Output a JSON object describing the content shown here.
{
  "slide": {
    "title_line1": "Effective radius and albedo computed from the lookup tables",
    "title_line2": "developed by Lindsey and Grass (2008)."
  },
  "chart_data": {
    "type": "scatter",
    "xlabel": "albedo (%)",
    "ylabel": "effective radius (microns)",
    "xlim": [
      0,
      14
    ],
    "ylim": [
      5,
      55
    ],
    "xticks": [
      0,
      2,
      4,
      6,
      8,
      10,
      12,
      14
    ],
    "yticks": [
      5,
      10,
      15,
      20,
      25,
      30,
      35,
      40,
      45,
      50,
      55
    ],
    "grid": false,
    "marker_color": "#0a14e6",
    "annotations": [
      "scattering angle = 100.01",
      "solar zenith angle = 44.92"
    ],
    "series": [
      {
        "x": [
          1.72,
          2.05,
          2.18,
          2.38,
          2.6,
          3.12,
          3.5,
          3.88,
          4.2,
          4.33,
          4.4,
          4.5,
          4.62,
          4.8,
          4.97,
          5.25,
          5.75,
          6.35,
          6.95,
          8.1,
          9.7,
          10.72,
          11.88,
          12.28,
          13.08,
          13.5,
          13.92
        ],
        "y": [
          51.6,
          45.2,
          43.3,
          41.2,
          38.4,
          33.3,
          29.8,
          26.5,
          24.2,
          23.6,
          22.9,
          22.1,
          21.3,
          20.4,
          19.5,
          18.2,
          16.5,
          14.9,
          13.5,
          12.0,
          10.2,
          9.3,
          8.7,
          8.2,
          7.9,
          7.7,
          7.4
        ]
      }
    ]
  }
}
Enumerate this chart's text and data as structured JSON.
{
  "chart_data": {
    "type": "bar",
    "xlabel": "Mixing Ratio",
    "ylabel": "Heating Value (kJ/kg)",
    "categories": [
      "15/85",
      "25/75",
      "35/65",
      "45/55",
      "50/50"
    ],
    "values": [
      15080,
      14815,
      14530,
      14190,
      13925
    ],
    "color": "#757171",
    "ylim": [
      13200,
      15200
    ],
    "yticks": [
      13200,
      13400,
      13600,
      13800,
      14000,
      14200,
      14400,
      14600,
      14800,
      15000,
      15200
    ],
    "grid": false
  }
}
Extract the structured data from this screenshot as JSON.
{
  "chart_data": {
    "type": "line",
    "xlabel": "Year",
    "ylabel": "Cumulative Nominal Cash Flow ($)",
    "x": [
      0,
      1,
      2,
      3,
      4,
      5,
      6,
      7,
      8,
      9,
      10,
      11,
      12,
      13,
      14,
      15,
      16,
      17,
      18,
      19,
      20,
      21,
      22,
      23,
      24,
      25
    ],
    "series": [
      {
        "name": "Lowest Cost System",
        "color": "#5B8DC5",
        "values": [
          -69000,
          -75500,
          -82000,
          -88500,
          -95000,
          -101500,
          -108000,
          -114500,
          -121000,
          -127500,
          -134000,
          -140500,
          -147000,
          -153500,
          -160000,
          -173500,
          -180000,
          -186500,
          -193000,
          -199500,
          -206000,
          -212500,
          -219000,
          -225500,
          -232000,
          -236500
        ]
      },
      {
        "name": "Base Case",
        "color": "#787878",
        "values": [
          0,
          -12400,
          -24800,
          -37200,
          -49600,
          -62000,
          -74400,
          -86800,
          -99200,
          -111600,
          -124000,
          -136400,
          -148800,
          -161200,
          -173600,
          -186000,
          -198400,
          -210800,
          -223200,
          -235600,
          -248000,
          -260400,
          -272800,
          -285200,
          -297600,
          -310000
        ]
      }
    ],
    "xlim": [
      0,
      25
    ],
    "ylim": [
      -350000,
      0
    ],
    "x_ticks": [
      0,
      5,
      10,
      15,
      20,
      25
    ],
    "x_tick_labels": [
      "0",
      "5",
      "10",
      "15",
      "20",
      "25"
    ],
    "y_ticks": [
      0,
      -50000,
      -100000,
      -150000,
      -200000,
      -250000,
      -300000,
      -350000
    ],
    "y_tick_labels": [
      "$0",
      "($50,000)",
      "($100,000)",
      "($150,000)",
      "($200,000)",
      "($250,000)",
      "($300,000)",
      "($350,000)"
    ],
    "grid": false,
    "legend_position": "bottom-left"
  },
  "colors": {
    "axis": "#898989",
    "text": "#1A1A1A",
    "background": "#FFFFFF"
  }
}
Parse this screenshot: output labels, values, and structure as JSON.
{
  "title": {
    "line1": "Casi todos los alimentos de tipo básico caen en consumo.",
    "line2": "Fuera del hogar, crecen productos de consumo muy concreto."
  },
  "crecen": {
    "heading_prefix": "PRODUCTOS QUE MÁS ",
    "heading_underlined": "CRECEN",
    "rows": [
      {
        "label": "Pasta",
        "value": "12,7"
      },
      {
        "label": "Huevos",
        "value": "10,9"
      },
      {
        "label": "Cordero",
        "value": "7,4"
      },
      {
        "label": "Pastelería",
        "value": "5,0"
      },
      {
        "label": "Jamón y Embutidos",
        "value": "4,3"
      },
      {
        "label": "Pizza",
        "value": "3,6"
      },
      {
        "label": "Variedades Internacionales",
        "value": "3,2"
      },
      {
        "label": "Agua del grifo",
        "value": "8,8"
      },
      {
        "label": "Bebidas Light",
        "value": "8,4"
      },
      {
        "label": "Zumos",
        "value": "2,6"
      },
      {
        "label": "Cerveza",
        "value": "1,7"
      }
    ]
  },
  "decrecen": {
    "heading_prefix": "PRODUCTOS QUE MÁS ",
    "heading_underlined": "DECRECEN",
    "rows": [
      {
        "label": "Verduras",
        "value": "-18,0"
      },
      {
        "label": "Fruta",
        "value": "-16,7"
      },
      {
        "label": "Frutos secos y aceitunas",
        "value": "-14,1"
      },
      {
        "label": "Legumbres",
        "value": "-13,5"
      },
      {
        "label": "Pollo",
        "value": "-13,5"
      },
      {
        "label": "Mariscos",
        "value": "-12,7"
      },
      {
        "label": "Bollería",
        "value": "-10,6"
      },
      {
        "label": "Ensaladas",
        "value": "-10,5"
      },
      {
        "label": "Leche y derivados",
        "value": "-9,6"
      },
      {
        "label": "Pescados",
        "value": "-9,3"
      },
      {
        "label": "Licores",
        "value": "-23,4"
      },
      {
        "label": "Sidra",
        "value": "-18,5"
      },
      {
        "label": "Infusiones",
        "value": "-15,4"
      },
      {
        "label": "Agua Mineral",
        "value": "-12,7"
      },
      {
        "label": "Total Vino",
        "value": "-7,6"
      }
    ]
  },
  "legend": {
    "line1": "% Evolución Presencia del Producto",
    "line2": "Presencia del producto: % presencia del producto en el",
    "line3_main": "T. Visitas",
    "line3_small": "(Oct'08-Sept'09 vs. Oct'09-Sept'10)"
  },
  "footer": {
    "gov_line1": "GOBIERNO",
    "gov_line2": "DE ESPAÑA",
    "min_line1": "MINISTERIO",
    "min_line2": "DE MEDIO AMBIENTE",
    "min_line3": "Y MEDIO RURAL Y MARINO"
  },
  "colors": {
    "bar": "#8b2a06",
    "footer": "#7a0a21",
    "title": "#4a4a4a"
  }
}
= = =
WHAT NEEDS TO BE DONE |
Pick out every line holding the string "from" and return it.

OUTPUT OF THE EXERCISE |
    "title_line1": "Effective radius and albedo computed from the lookup tables",
Extract the structured data from this screenshot as JSON.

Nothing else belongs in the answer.